[Stored entries]

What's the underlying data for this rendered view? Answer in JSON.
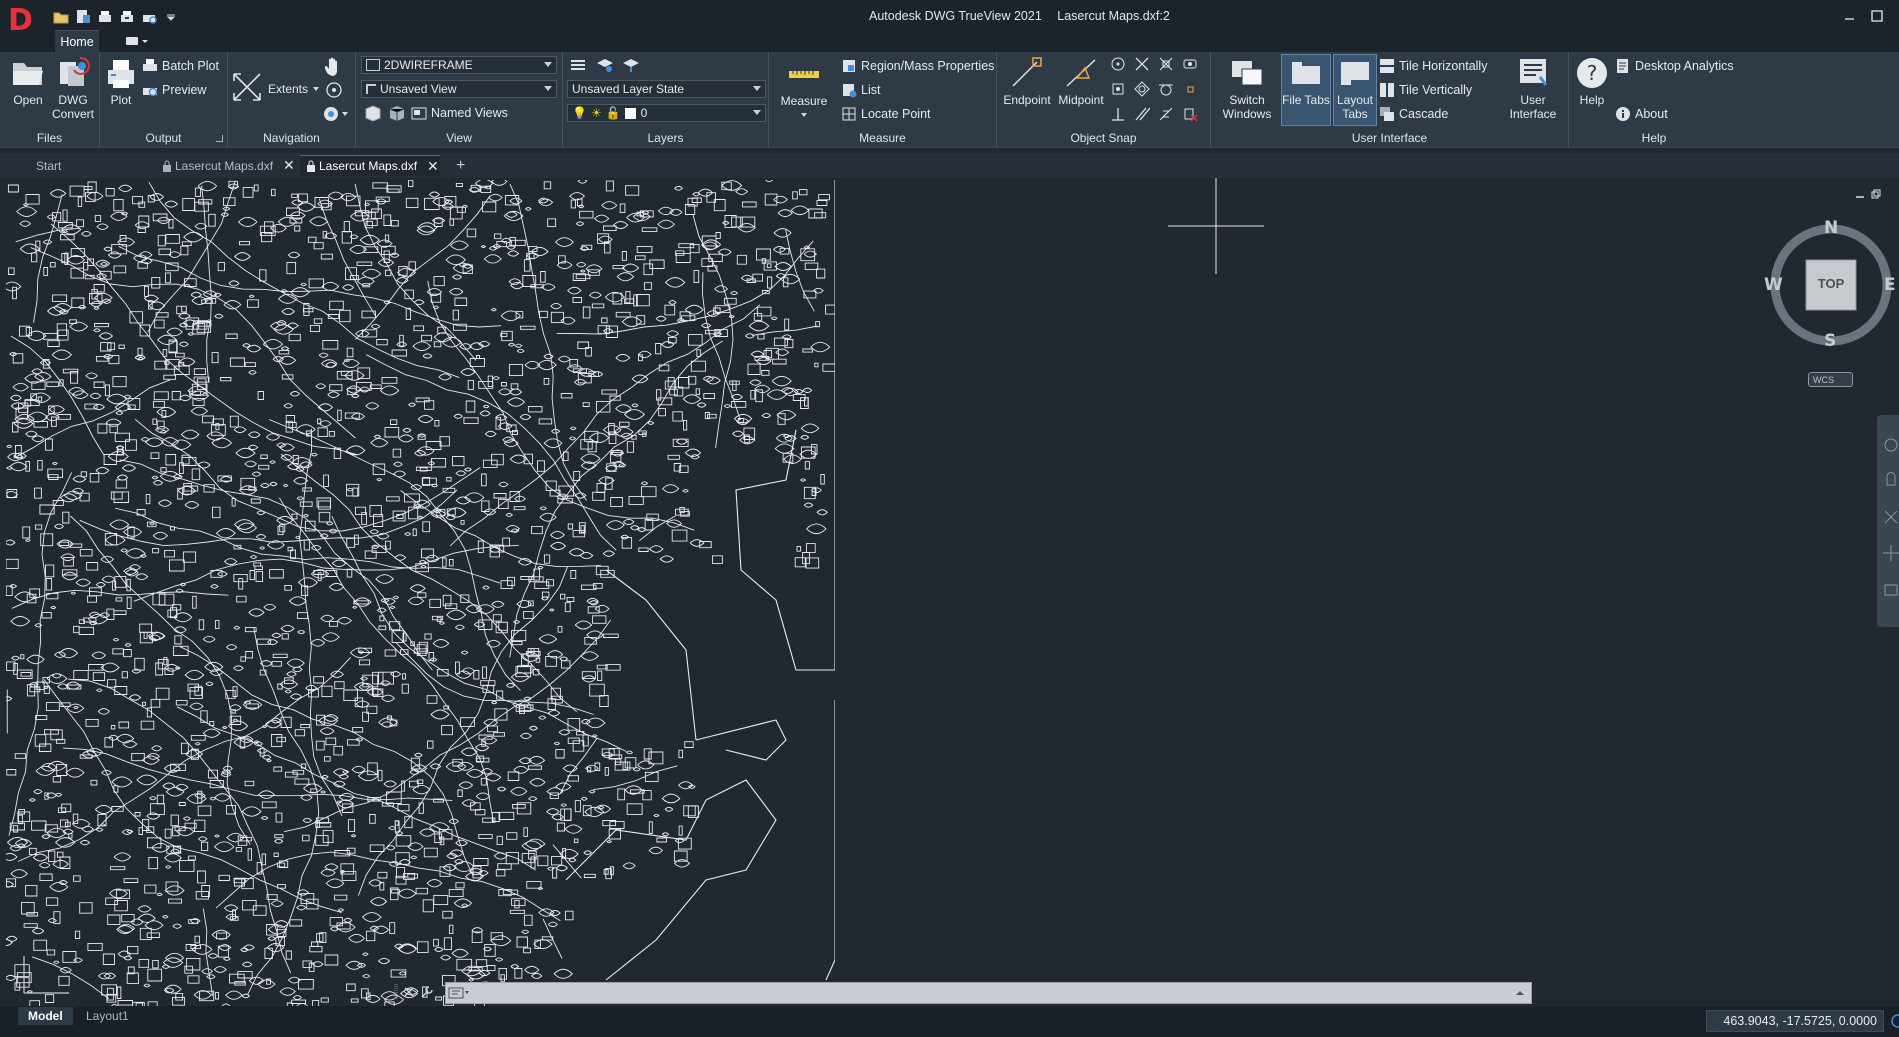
{
  "app": {
    "logo_letter": "D",
    "title": "Autodesk DWG TrueView 2021",
    "document": "Lasercut Maps.dxf:2"
  },
  "ribbon": {
    "tabs": [
      {
        "label": "Home"
      }
    ],
    "panels": {
      "files": {
        "title": "Files",
        "open": "Open",
        "dwg_convert": "DWG Convert"
      },
      "output": {
        "title": "Output",
        "plot": "Plot",
        "batch_plot": "Batch Plot",
        "preview": "Preview"
      },
      "navigation": {
        "title": "Navigation",
        "extents": "Extents"
      },
      "view": {
        "title": "View",
        "visual_style": "2DWIREFRAME",
        "saved_view": "Unsaved View",
        "named_views": "Named Views"
      },
      "layers": {
        "title": "Layers",
        "layer_state": "Unsaved Layer State",
        "current_layer": "0"
      },
      "measure": {
        "title": "Measure",
        "measure": "Measure",
        "region_mass": "Region/Mass Properties",
        "list": "List",
        "locate_point": "Locate Point"
      },
      "object_snap": {
        "title": "Object Snap",
        "endpoint": "Endpoint",
        "midpoint": "Midpoint"
      },
      "user_interface": {
        "title": "User Interface",
        "switch_windows": "Switch Windows",
        "file_tabs": "File Tabs",
        "layout_tabs": "Layout Tabs",
        "tile_horizontally": "Tile Horizontally",
        "tile_vertically": "Tile Vertically",
        "cascade": "Cascade",
        "user_interface": "User Interface"
      },
      "help": {
        "title": "Help",
        "help": "Help",
        "desktop_analytics": "Desktop Analytics",
        "about": "About"
      }
    }
  },
  "file_tabs": [
    {
      "label": "Start"
    },
    {
      "label": "Lasercut Maps.dxf"
    },
    {
      "label": "Lasercut Maps.dxf"
    }
  ],
  "viewcube": {
    "n": "N",
    "s": "S",
    "e": "E",
    "w": "W",
    "face": "TOP",
    "ucs": "WCS"
  },
  "layout_tabs": [
    {
      "label": "Model"
    },
    {
      "label": "Layout1"
    }
  ],
  "status": {
    "coordinates": "463.9043, -17.5725, 0.0000"
  },
  "colors": {
    "accent": "#5f86ad",
    "background": "#212830",
    "ribbon": "#2f3a47",
    "logo": "#e8303a"
  }
}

| Problem requirements |
Your copy should hold every record word for word and none of the pictures.

| Task result |
What's the underlying data for this rendered view? Answer in JSON.
{
  "app": {
    "logo_letter": "D",
    "title": "Autodesk DWG TrueView 2021",
    "document": "Lasercut Maps.dxf:2"
  },
  "ribbon": {
    "tabs": [
      {
        "label": "Home"
      }
    ],
    "panels": {
      "files": {
        "title": "Files",
        "open": "Open",
        "dwg_convert": "DWG Convert"
      },
      "output": {
        "title": "Output",
        "plot": "Plot",
        "batch_plot": "Batch Plot",
        "preview": "Preview"
      },
      "navigation": {
        "title": "Navigation",
        "extents": "Extents"
      },
      "view": {
        "title": "View",
        "visual_style": "2DWIREFRAME",
        "saved_view": "Unsaved View",
        "named_views": "Named Views"
      },
      "layers": {
        "title": "Layers",
        "layer_state": "Unsaved Layer State",
        "current_layer": "0"
      },
      "measure": {
        "title": "Measure",
        "measure": "Measure",
        "region_mass": "Region/Mass Properties",
        "list": "List",
        "locate_point": "Locate Point"
      },
      "object_snap": {
        "title": "Object Snap",
        "endpoint": "Endpoint",
        "midpoint": "Midpoint"
      },
      "user_interface": {
        "title": "User Interface",
        "switch_windows": "Switch Windows",
        "file_tabs": "File Tabs",
        "layout_tabs": "Layout Tabs",
        "tile_horizontally": "Tile Horizontally",
        "tile_vertically": "Tile Vertically",
        "cascade": "Cascade",
        "user_interface": "User Interface"
      },
      "help": {
        "title": "Help",
        "help": "Help",
        "desktop_analytics": "Desktop Analytics",
        "about": "About"
      }
    }
  },
  "file_tabs": [
    {
      "label": "Start"
    },
    {
      "label": "Lasercut Maps.dxf"
    },
    {
      "label": "Lasercut Maps.dxf"
    }
  ],
  "viewcube": {
    "n": "N",
    "s": "S",
    "e": "E",
    "w": "W",
    "face": "TOP",
    "ucs": "WCS"
  },
  "layout_tabs": [
    {
      "label": "Model"
    },
    {
      "label": "Layout1"
    }
  ],
  "status": {
    "coordinates": "463.9043, -17.5725, 0.0000"
  },
  "colors": {
    "accent": "#5f86ad",
    "background": "#212830",
    "ribbon": "#2f3a47",
    "logo": "#e8303a"
  }
}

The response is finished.